**Dataset entries:**
╭──

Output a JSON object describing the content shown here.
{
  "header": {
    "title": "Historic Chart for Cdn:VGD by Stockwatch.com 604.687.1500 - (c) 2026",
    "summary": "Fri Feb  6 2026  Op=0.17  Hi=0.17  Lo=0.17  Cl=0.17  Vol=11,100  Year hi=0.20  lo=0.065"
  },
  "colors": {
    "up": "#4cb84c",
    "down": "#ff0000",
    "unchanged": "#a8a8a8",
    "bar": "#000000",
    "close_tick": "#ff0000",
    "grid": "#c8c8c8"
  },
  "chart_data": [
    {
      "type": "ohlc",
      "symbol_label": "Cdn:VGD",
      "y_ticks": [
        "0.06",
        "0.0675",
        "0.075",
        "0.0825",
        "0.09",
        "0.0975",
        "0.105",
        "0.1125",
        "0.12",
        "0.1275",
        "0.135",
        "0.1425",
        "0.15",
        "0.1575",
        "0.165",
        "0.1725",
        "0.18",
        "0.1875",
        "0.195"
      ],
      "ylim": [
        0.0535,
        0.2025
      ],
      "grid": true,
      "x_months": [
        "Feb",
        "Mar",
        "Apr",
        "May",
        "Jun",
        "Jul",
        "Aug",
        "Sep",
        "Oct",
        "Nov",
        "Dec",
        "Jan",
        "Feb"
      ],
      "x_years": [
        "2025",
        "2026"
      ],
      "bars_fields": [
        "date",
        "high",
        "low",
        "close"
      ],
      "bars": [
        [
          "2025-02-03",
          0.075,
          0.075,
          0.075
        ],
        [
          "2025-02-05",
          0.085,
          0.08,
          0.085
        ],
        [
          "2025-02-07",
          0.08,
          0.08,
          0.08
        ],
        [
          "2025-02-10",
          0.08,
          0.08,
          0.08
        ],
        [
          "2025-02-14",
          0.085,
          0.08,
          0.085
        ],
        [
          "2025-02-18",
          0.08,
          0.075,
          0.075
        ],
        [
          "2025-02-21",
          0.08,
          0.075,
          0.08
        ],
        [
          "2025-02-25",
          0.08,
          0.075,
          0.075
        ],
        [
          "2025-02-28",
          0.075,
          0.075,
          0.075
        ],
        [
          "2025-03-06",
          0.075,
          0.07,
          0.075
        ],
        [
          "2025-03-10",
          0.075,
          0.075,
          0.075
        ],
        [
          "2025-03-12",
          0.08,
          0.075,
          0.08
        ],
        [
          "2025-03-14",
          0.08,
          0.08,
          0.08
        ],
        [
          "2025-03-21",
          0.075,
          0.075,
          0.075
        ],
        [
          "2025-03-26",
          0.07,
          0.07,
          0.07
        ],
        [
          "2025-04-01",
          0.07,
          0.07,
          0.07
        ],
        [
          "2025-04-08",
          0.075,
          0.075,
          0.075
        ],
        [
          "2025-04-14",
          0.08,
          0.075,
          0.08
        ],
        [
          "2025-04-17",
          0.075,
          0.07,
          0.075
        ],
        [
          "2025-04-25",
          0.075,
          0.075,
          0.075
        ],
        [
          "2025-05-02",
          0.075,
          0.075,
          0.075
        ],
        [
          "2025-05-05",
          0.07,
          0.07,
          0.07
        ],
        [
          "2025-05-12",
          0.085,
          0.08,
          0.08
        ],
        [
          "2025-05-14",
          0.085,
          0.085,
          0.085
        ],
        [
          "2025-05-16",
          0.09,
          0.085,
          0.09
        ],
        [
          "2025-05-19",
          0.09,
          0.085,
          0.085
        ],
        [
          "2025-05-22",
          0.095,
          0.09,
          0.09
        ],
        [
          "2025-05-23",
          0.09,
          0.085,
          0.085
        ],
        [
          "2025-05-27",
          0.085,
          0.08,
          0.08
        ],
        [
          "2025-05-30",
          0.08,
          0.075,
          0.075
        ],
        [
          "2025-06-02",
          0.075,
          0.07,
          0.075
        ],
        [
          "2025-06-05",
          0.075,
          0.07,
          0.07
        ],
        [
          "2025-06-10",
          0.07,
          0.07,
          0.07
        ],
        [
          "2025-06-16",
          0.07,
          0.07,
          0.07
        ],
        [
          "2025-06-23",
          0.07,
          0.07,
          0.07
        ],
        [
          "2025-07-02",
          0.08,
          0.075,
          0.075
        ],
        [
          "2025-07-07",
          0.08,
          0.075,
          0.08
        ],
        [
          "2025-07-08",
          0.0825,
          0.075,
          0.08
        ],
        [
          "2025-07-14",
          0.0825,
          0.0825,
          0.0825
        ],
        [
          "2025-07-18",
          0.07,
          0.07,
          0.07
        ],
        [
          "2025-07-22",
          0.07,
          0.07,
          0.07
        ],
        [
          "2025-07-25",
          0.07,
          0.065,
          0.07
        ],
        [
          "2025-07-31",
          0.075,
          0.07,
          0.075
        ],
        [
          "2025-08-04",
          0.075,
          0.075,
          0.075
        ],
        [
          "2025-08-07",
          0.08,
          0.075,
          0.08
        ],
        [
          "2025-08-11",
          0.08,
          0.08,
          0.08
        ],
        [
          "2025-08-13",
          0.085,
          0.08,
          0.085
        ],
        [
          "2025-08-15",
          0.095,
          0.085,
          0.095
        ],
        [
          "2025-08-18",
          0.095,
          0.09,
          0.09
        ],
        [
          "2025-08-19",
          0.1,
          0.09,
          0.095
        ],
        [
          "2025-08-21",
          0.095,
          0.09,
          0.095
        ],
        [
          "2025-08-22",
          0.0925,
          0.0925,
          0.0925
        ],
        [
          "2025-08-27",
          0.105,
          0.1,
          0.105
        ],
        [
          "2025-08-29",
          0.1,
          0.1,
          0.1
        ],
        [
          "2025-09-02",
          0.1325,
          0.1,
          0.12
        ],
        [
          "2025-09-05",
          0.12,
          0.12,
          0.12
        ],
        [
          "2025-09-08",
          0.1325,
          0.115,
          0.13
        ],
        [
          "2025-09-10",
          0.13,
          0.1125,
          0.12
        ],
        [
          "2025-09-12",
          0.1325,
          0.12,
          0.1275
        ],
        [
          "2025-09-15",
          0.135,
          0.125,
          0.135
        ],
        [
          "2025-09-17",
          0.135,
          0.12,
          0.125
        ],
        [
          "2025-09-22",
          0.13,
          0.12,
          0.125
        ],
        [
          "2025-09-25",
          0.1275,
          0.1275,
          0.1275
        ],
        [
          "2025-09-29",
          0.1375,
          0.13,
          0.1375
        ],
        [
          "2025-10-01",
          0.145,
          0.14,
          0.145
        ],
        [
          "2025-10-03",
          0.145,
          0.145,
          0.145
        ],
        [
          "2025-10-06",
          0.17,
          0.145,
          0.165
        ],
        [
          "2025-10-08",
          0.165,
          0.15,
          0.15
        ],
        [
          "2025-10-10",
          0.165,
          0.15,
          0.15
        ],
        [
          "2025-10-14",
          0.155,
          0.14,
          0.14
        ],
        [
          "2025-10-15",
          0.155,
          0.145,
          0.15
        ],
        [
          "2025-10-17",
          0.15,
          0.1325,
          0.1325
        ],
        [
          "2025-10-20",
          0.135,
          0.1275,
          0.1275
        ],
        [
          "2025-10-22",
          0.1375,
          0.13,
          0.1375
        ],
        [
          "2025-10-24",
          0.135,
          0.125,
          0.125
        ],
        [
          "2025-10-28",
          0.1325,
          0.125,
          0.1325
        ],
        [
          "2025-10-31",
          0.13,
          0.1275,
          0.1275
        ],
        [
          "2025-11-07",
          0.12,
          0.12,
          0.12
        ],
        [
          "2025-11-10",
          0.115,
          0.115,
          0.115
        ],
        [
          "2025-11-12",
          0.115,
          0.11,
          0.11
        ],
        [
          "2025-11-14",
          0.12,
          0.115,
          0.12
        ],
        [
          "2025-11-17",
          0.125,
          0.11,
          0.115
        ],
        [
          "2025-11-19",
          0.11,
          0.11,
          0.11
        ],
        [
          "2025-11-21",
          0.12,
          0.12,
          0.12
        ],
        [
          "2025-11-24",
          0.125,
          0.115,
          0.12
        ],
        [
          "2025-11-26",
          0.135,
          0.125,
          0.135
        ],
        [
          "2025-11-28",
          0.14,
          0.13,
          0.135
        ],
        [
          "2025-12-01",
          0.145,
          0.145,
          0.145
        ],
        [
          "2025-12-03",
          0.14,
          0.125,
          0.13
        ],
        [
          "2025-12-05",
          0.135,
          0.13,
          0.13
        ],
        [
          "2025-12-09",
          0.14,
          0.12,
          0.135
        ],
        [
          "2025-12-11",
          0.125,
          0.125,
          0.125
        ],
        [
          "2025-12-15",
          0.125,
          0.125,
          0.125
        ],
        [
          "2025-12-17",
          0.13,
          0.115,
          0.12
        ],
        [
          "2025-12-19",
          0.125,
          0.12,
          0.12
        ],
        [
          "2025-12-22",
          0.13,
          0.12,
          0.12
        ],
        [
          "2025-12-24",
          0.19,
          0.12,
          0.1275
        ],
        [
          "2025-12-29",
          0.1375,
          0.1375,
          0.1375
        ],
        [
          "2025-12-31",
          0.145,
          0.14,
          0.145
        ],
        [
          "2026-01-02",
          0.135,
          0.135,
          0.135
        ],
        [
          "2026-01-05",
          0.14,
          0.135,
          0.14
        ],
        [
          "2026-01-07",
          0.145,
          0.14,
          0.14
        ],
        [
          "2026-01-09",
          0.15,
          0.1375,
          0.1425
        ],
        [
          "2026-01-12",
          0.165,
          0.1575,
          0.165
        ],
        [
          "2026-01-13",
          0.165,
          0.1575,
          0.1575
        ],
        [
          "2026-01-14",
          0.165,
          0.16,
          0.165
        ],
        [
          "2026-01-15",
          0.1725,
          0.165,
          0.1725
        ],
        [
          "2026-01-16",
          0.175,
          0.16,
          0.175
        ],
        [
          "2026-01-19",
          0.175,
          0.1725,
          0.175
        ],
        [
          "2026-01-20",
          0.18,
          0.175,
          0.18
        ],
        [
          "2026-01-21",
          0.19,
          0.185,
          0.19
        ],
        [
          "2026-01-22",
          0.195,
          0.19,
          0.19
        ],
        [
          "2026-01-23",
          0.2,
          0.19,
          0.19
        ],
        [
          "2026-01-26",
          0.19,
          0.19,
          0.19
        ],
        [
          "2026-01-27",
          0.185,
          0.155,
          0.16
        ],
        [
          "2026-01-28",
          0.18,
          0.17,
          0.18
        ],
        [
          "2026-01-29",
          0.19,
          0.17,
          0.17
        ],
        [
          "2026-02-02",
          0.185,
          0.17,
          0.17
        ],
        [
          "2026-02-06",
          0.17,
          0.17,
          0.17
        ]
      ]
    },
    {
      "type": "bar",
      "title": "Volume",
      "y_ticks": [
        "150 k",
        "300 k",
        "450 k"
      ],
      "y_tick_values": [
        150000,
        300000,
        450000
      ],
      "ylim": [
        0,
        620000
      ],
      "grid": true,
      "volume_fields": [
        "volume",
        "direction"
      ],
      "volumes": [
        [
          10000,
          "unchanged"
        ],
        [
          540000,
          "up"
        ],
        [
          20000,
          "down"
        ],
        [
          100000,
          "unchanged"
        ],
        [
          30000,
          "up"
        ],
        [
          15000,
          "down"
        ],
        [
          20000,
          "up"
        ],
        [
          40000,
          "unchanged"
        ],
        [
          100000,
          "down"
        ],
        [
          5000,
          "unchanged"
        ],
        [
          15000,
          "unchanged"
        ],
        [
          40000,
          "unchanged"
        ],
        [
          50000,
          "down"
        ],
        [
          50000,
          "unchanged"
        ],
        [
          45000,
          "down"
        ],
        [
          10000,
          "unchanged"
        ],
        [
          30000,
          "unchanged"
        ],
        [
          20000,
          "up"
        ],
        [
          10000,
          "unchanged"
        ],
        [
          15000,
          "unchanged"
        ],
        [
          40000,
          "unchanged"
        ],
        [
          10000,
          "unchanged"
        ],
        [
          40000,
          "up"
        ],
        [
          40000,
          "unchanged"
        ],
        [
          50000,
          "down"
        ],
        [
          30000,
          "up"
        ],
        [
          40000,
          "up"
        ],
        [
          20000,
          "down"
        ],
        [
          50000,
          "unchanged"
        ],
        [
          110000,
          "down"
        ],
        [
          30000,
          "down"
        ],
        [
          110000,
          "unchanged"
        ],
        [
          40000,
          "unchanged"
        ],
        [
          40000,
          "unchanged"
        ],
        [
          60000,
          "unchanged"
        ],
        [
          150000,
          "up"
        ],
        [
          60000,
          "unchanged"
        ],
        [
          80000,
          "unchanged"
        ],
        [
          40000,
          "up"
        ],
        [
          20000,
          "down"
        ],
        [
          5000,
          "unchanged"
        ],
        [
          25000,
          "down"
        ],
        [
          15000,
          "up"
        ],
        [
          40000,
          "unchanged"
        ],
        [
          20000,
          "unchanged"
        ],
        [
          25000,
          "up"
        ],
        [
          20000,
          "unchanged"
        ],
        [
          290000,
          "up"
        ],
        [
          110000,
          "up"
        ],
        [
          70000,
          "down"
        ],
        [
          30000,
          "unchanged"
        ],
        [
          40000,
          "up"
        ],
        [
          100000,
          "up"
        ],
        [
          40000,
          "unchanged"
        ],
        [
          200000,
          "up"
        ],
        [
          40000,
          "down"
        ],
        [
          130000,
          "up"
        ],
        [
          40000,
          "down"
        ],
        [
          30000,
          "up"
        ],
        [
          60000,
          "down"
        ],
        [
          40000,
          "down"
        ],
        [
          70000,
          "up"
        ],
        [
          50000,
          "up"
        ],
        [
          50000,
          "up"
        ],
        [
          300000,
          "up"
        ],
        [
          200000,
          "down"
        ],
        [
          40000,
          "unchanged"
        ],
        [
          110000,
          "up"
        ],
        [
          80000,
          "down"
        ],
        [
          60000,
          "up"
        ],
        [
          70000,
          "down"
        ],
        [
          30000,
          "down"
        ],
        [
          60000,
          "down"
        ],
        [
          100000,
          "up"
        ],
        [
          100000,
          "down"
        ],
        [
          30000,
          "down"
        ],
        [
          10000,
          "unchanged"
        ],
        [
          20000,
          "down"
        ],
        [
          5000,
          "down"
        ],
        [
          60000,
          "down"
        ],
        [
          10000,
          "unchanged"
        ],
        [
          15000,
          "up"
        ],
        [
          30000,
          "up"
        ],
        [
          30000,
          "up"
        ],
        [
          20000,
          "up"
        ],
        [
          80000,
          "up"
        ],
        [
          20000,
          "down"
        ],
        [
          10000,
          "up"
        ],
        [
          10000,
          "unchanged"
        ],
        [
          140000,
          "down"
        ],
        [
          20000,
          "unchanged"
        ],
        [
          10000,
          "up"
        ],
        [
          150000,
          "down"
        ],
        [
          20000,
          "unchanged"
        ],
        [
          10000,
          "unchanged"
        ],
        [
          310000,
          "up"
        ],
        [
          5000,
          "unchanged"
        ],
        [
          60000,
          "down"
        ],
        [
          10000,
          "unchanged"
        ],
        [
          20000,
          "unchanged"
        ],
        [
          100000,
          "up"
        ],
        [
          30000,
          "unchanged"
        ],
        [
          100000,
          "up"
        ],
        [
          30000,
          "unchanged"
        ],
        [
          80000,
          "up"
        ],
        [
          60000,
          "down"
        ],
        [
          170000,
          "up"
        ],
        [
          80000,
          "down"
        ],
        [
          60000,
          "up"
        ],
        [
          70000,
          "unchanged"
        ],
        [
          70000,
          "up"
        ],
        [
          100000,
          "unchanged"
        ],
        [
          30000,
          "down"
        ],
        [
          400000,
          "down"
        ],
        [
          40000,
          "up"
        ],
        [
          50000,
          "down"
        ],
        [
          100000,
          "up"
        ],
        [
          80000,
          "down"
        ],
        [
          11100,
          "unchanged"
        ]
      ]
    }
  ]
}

╰──

**The problem:** Extract all lines from the data in which "title" is found.

**Exercise result:**
    "title": "Historic Chart for Cdn:VGD by Stockwatch.com 604.687.1500 - (c) 2026",
      "title": "Volume",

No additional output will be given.